Dataset records:
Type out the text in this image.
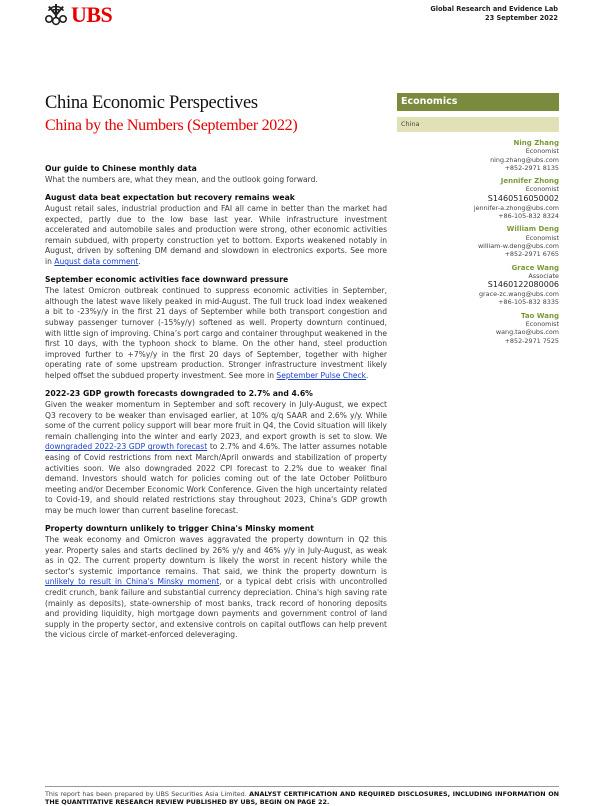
UBS	Global Research and Evidence Lab
23 September 2022
China Economic Perspectives
China by the Numbers (September 2022)
Economics
China
Ning Zhang
Economist
ning.zhang@ubs.com
+852-2971 8135
Jennifer Zhong
Economist
S1460516050002
jennifer-a.zhong@ubs.com
+86-105-832 8324
William Deng
Economist
william-w.deng@ubs.com
+852-2971 6765
Grace Wang
Associate
S1460122080006
grace-zc.wang@ubs.com
+86-105-832 8335
Tao Wang
Economist
wang.tao@ubs.com
+852-2971 7525
Our guide to Chinese monthly data

What the numbers are, what they mean, and the outlook going forward.

August data beat expectation but recovery remains weak

August retail sales, industrial production and FAI all came in better than the market had expected, partly due to the low base last year. While infrastructure investment accelerated and automobile sales and production were strong, other economic activities remain subdued, with property construction yet to bottom. Exports weakened notably in August, driven by softening DM demand and slowdown in electronics exports. See more in August data comment.

September economic activities face downward pressure

The latest Omicron outbreak continued to suppress economic activities in September, although the latest wave likely peaked in mid-August. The full truck load index weakened a bit to -23%y/y in the first 21 days of September while both transport congestion and subway passenger turnover (-15%y/y) softened as well. Property downturn continued, with little sign of improving. China’s port cargo and container throughput weakened in the first 10 days, with the typhoon shock to blame. On the other hand, steel production improved further to +7%y/y in the first 20 days of September, together with higher operating rate of some upstream production. Stronger infrastructure investment likely helped offset the subdued property investment. See more in September Pulse Check.

2022-23 GDP growth forecasts downgraded to 2.7% and 4.6%

Given the weaker momentum in September and soft recovery in July-August, we expect Q3 recovery to be weaker than envisaged earlier, at 10% q/q SAAR and 2.6% y/y. While some of the current policy support will bear more fruit in Q4, the Covid situation will likely remain challenging into the winter and early 2023, and export growth is set to slow. We downgraded 2022-23 GDP growth forecast to 2.7% and 4.6%. The latter assumes notable easing of Covid restrictions from next March/April onwards and stabilization of property activities soon. We also downgraded 2022 CPI forecast to 2.2% due to weaker final demand. Investors should watch for policies coming out of the late October Politburo meeting and/or December Economic Work Conference. Given the high uncertainty related to Covid-19, and should related restrictions stay throughout 2023, China's GDP growth may be much lower than current baseline forecast.

Property downturn unlikely to trigger China's Minsky moment

The weak economy and Omicron waves aggravated the property downturn in Q2 this year. Property sales and starts declined by 26% y/y and 46% y/y in July-August, as weak as in Q2. The current property downturn is likely the worst in recent history while the sector's systemic importance remains. That said, we think the property downturn is unlikely to result in China's Minsky moment, or a typical debt crisis with uncontrolled credit crunch, bank failure and substantial currency depreciation. China's high saving rate (mainly as deposits), state-ownership of most banks, track record of honoring deposits and providing liquidity, high mortgage down payments and government control of land supply in the property sector, and extensive controls on capital outflows can help prevent the vicious circle of market-enforced deleveraging.

This report has been prepared by UBS Securities Asia Limited. ANALYST CERTIFICATION AND REQUIRED DISCLOSURES, INCLUDING INFORMATION ON THE QUANTITATIVE RESEARCH REVIEW PUBLISHED BY UBS, BEGIN ON PAGE 22.
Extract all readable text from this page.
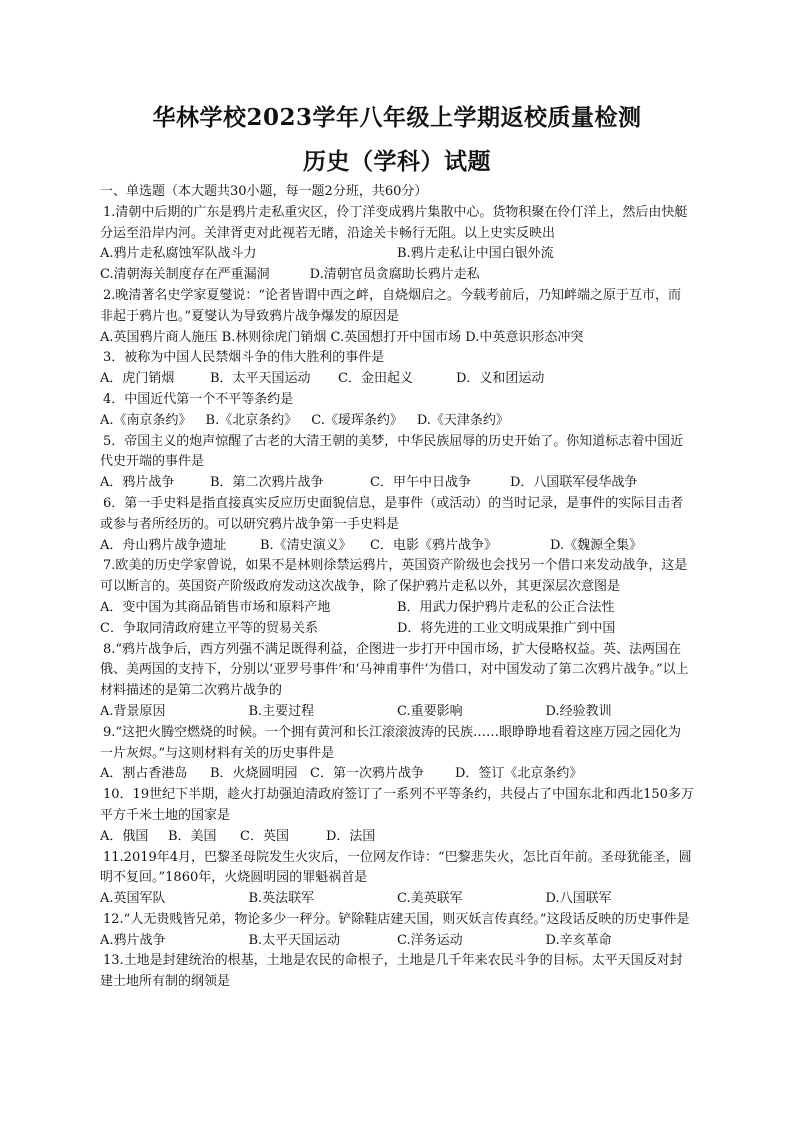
华林学校2023学年八年级上学期返校质量检测
历史（学科）试题

一、单选题（本大题共30小题，每一题2分班，共60分）

1.清朝中后期的广东是鸦片走私重灾区，伶丁洋变成鸦片集散中心。货物积聚在伶仃洋上，然后由快艇分运至沿岸内河。关津胥吏对此视若无睹，沿途关卡畅行无阻。以上史实反映出

A.鸦片走私腐蚀军队战斗力	B.鸦片走私让中国白银外流
C.清朝海关制度存在严重漏洞	D.清朝官员贪腐助长鸦片走私

2.晚清著名史学家夏燮说：“论者皆谓中西之衅，自烧烟启之。今载考前后，乃知衅端之原于互市，而非起于鸦片也。”夏燮认为导致鸦片战争爆发的原因是

A.英国鸦片商人施压 B.林则徐虎门销烟 C.英国想打开中国市场 D.中英意识形态冲突

3．被称为中国人民禁烟斗争的伟大胜利的事件是

A．虎门销烟	B．太平天国运动 C．金田起义	D．义和团运动

4．中国近代第一个不平等条约是

A.《南京条约》 B.《北京条约》 C.《瑷珲条约》 D.《天津条约》

5．帝国主义的炮声惊醒了古老的大清王朝的美梦，中华民族屈辱的历史开始了。你知道标志着中国近代史开端的事件是

A．鸦片战争	B．第二次鸦片战争	C．甲午中日战争	D．八国联军侵华战争

6．第一手史料是指直接真实反应历史面貌信息，是事件（或活动）的当时记录，是事件的实际目击者或参与者所经历的。可以研究鸦片战争第一手史料是

A．舟山鸦片战争遗址	B.《清史演义》 C．电影《鸦片战争》	D.《魏源全集》

7.欧美的历史学家曾说，如果不是林则徐禁运鸦片，英国资产阶级也会找另一个借口来发动战争，这是可以断言的。英国资产阶级政府发动这次战争，除了保护鸦片走私以外，其更深层次意图是

A．变中国为其商品销售市场和原料产地	B．用武力保护鸦片走私的公正合法性
C．争取同清政府建立平等的贸易关系	D．将先进的工业文明成果推广到中国

8.“鸦片战争后，西方列强不满足既得利益，企图进一步打开中国市场，扩大侵略权益。英、法两国在俄、美两国的支持下，分别以‘亚罗号事件’和‘马神甫事件’为借口，对中国发动了第二次鸦片战争。”以上材料描述的是第二次鸦片战争的

A.背景原因	B.主要过程	C.重要影响	D.经验教训

9.“这把火腾空燃烧的时候。一个拥有黄河和长江滚滚波涛的民族……眼睁睁地看着这座万园之园化为一片灰烬。”与这则材料有关的历史事件是

A．割占香港岛 B．火烧圆明园 C．第一次鸦片战争 D．签订《北京条约》

10．19世纪下半期，趁火打劫强迫清政府签订了一系列不平等条约，共侵占了中国东北和西北150多万平方千米土地的国家是

A．俄国 B．美国 C．英国	D．法国

11.2019年4月，巴黎圣母院发生火灾后，一位网友作诗：“巴黎悲失火，怎比百年前。圣母犹能圣，圆明不复回。”1860年，火烧圆明园的罪魁祸首是

A.英国军队	B.英法联军	C.美英联军	D.八国联军

12.“人无贵贱皆兄弟，物论多少一秤分。铲除鞋店建天国，则灭妖言传真经。”这段话反映的历史事件是

A.鸦片战争	B.太平天国运动	C.洋务运动	D.辛亥革命

13.土地是封建统治的根基，土地是农民的命根子，土地是几千年来农民斗争的目标。太平天国反对封建土地所有制的纲领是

Stated problem: Within the material above, find the lines that contain the word "北京条约"; copy them.

The result:
A.《南京条约》 B.《北京条约》 C.《瑷珲条约》 D.《天津条约》
A．割占香港岛 B．火烧圆明园 C．第一次鸦片战争 D．签订《北京条约》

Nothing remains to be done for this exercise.